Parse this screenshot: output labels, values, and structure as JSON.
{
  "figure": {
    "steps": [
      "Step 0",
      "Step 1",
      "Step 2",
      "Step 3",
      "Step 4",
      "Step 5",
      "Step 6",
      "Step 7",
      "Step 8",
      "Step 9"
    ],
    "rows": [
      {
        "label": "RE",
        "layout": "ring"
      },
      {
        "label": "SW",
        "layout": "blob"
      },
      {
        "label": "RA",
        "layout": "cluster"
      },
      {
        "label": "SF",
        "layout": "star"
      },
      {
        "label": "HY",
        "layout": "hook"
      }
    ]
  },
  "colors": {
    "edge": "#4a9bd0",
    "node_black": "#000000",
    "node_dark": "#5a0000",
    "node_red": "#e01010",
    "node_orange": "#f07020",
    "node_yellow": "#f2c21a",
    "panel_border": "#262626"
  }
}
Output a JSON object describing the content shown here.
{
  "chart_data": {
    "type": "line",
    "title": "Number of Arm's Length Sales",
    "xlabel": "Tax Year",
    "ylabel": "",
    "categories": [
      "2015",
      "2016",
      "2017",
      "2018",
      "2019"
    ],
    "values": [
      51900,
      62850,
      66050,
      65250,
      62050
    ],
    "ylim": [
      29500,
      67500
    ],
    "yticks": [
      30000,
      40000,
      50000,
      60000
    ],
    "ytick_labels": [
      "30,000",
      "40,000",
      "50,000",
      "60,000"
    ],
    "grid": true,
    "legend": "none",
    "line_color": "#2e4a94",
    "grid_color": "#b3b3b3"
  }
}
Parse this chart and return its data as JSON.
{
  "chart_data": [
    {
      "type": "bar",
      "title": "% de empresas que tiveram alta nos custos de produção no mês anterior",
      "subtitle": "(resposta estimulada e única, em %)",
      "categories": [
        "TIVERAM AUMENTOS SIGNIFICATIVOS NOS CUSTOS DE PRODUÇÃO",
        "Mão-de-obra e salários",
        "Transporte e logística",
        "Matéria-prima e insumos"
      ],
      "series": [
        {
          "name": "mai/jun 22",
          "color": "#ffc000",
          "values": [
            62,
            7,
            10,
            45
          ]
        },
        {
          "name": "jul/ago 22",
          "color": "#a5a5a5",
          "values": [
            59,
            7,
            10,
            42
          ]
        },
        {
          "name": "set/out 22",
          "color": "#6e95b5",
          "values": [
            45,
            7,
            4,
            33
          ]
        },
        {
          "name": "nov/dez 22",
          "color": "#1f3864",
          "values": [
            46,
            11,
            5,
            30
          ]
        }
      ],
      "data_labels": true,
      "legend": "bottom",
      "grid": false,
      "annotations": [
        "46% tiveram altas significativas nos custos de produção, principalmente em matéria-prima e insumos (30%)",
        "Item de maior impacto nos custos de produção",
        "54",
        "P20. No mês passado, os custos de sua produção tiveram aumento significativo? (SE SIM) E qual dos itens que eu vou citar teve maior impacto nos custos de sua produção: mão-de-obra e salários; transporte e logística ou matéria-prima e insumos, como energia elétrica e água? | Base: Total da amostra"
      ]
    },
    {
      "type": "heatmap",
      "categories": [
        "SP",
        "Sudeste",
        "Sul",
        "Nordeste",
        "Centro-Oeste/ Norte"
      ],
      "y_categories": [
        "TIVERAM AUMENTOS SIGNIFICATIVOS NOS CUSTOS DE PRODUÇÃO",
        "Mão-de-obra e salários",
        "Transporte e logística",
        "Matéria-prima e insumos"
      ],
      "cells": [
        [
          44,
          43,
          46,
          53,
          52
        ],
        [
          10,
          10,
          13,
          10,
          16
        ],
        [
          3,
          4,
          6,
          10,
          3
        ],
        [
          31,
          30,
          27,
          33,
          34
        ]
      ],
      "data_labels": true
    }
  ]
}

++++++++++

■ **Problem requirements**
Output all of the material exactly as written.

■ **The completed task**
Parse this screenshot: output labels, values, and structure as JSON.
{
  "figure": {
    "steps": [
      "Step 0",
      "Step 1",
      "Step 2",
      "Step 3",
      "Step 4",
      "Step 5",
      "Step 6",
      "Step 7",
      "Step 8",
      "Step 9"
    ],
    "rows": [
      {
        "label": "RE",
        "layout": "ring"
      },
      {
        "label": "SW",
        "layout": "blob"
      },
      {
        "label": "RA",
        "layout": "cluster"
      },
      {
        "label": "SF",
        "layout": "star"
      },
      {
        "label": "HY",
        "layout": "hook"
      }
    ]
  },
  "colors": {
    "edge": "#4a9bd0",
    "node_black": "#000000",
    "node_dark": "#5a0000",
    "node_red": "#e01010",
    "node_orange": "#f07020",
    "node_yellow": "#f2c21a",
    "panel_border": "#262626"
  }
}
Output a JSON object describing the content shown here.
{
  "chart_data": {
    "type": "line",
    "title": "Number of Arm's Length Sales",
    "xlabel": "Tax Year",
    "ylabel": "",
    "categories": [
      "2015",
      "2016",
      "2017",
      "2018",
      "2019"
    ],
    "values": [
      51900,
      62850,
      66050,
      65250,
      62050
    ],
    "ylim": [
      29500,
      67500
    ],
    "yticks": [
      30000,
      40000,
      50000,
      60000
    ],
    "ytick_labels": [
      "30,000",
      "40,000",
      "50,000",
      "60,000"
    ],
    "grid": true,
    "legend": "none",
    "line_color": "#2e4a94",
    "grid_color": "#b3b3b3"
  }
}
Parse this chart and return its data as JSON.
{
  "chart_data": [
    {
      "type": "bar",
      "title": "% de empresas que tiveram alta nos custos de produção no mês anterior",
      "subtitle": "(resposta estimulada e única, em %)",
      "categories": [
        "TIVERAM AUMENTOS SIGNIFICATIVOS NOS CUSTOS DE PRODUÇÃO",
        "Mão-de-obra e salários",
        "Transporte e logística",
        "Matéria-prima e insumos"
      ],
      "series": [
        {
          "name": "mai/jun 22",
          "color": "#ffc000",
          "values": [
            62,
            7,
            10,
            45
          ]
        },
        {
          "name": "jul/ago 22",
          "color": "#a5a5a5",
          "values": [
            59,
            7,
            10,
            42
          ]
        },
        {
          "name": "set/out 22",
          "color": "#6e95b5",
          "values": [
            45,
            7,
            4,
            33
          ]
        },
        {
          "name": "nov/dez 22",
          "color": "#1f3864",
          "values": [
            46,
            11,
            5,
            30
          ]
        }
      ],
      "data_labels": true,
      "legend": "bottom",
      "grid": false,
      "annotations": [
        "46% tiveram altas significativas nos custos de produção, principalmente em matéria-prima e insumos (30%)",
        "Item de maior impacto nos custos de produção",
        "54",
        "P20. No mês passado, os custos de sua produção tiveram aumento significativo? (SE SIM) E qual dos itens que eu vou citar teve maior impacto nos custos de sua produção: mão-de-obra e salários; transporte e logística ou matéria-prima e insumos, como energia elétrica e água? | Base: Total da amostra"
      ]
    },
    {
      "type": "heatmap",
      "categories": [
        "SP",
        "Sudeste",
        "Sul",
        "Nordeste",
        "Centro-Oeste/ Norte"
      ],
      "y_categories": [
        "TIVERAM AUMENTOS SIGNIFICATIVOS NOS CUSTOS DE PRODUÇÃO",
        "Mão-de-obra e salários",
        "Transporte e logística",
        "Matéria-prima e insumos"
      ],
      "cells": [
        [
          44,
          43,
          46,
          53,
          52
        ],
        [
          10,
          10,
          13,
          10,
          16
        ],
        [
          3,
          4,
          6,
          10,
          3
        ],
        [
          31,
          30,
          27,
          33,
          34
        ]
      ],
      "data_labels": true
    }
  ]
}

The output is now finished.